§ **Set task**
Write the material out again in full, exactly.

§ **Records provided**
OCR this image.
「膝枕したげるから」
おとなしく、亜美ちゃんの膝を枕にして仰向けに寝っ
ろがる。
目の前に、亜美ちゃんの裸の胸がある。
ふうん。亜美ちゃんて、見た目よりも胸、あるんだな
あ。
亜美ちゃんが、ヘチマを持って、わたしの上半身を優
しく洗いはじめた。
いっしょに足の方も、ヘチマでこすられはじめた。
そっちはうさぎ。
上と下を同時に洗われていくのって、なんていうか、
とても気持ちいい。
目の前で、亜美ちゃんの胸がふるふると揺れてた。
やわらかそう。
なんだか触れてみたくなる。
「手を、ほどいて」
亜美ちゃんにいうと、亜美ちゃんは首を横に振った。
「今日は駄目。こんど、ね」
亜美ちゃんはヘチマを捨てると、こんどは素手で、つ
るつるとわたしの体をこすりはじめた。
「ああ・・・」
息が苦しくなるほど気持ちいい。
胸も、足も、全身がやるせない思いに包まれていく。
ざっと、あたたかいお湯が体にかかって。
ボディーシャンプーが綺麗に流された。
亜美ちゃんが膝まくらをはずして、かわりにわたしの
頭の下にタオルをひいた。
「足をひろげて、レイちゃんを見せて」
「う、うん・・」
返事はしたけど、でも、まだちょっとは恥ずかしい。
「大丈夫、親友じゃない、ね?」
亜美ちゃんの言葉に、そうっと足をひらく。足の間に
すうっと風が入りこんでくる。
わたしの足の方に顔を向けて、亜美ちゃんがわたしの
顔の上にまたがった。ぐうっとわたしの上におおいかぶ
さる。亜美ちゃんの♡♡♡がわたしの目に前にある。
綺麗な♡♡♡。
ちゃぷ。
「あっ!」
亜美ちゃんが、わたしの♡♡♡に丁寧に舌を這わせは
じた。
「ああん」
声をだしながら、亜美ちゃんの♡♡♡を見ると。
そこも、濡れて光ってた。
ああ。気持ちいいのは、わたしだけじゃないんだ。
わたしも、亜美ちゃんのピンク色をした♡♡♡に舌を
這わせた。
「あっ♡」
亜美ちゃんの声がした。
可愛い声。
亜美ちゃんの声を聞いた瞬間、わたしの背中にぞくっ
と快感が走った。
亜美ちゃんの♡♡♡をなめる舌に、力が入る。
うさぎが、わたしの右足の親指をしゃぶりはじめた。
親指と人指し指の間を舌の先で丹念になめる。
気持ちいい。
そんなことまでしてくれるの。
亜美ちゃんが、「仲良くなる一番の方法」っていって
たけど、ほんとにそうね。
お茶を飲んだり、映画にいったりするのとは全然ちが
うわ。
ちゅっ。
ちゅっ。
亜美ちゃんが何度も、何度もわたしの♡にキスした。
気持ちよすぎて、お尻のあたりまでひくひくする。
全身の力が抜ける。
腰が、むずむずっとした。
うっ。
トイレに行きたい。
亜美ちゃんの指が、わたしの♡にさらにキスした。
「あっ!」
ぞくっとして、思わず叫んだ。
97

§ **Result of the task**
OCR this image.
「膝枕したげるから」
おとなしく、亜美ちゃんの膝を枕にして仰向けに寝っ
ろがる。
目の前に、亜美ちゃんの裸の胸がある。
ふうん。亜美ちゃんて、見た目よりも胸、あるんだな
あ。
亜美ちゃんが、ヘチマを持って、わたしの上半身を優
しく洗いはじめた。
いっしょに足の方も、ヘチマでこすられはじめた。
そっちはうさぎ。
上と下を同時に洗われていくのって、なんていうか、
とても気持ちいい。
目の前で、亜美ちゃんの胸がふるふると揺れてた。
やわらかそう。
なんだか触れてみたくなる。
「手を、ほどいて」
亜美ちゃんにいうと、亜美ちゃんは首を横に振った。
「今日は駄目。こんど、ね」
亜美ちゃんはヘチマを捨てると、こんどは素手で、つ
るつるとわたしの体をこすりはじめた。
「ああ・・・」
息が苦しくなるほど気持ちいい。
胸も、足も、全身がやるせない思いに包まれていく。
ざっと、あたたかいお湯が体にかかって。
ボディーシャンプーが綺麗に流された。
亜美ちゃんが膝まくらをはずして、かわりにわたしの
頭の下にタオルをひいた。
「足をひろげて、レイちゃんを見せて」
「う、うん・・」
返事はしたけど、でも、まだちょっとは恥ずかしい。
「大丈夫、親友じゃない、ね?」
亜美ちゃんの言葉に、そうっと足をひらく。足の間に
すうっと風が入りこんでくる。
わたしの足の方に顔を向けて、亜美ちゃんがわたしの
顔の上にまたがった。ぐうっとわたしの上におおいかぶ
さる。亜美ちゃんの♡♡♡がわたしの目に前にある。
綺麗な♡♡♡。
ちゃぷ。
「あっ!」
亜美ちゃんが、わたしの♡♡♡に丁寧に舌を這わせは
じた。
「ああん」
声をだしながら、亜美ちゃんの♡♡♡を見ると。
そこも、濡れて光ってた。
ああ。気持ちいいのは、わたしだけじゃないんだ。
わたしも、亜美ちゃんのピンク色をした♡♡♡に舌を
這わせた。
「あっ♡」
亜美ちゃんの声がした。
可愛い声。
亜美ちゃんの声を聞いた瞬間、わたしの背中にぞくっ
と快感が走った。
亜美ちゃんの♡♡♡をなめる舌に、力が入る。
うさぎが、わたしの右足の親指をしゃぶりはじめた。
親指と人指し指の間を舌の先で丹念になめる。
気持ちいい。
そんなことまでしてくれるの。
亜美ちゃんが、「仲良くなる一番の方法」っていって
たけど、ほんとにそうね。
お茶を飲んだり、映画にいったりするのとは全然ちが
うわ。
ちゅっ。
ちゅっ。
亜美ちゃんが何度も、何度もわたしの♡にキスした。
気持ちよすぎて、お尻のあたりまでひくひくする。
全身の力が抜ける。
腰が、むずむずっとした。
うっ。
トイレに行きたい。
亜美ちゃんの指が、わたしの♡にさらにキスした。
「あっ!」
ぞくっとして、思わず叫んだ。
97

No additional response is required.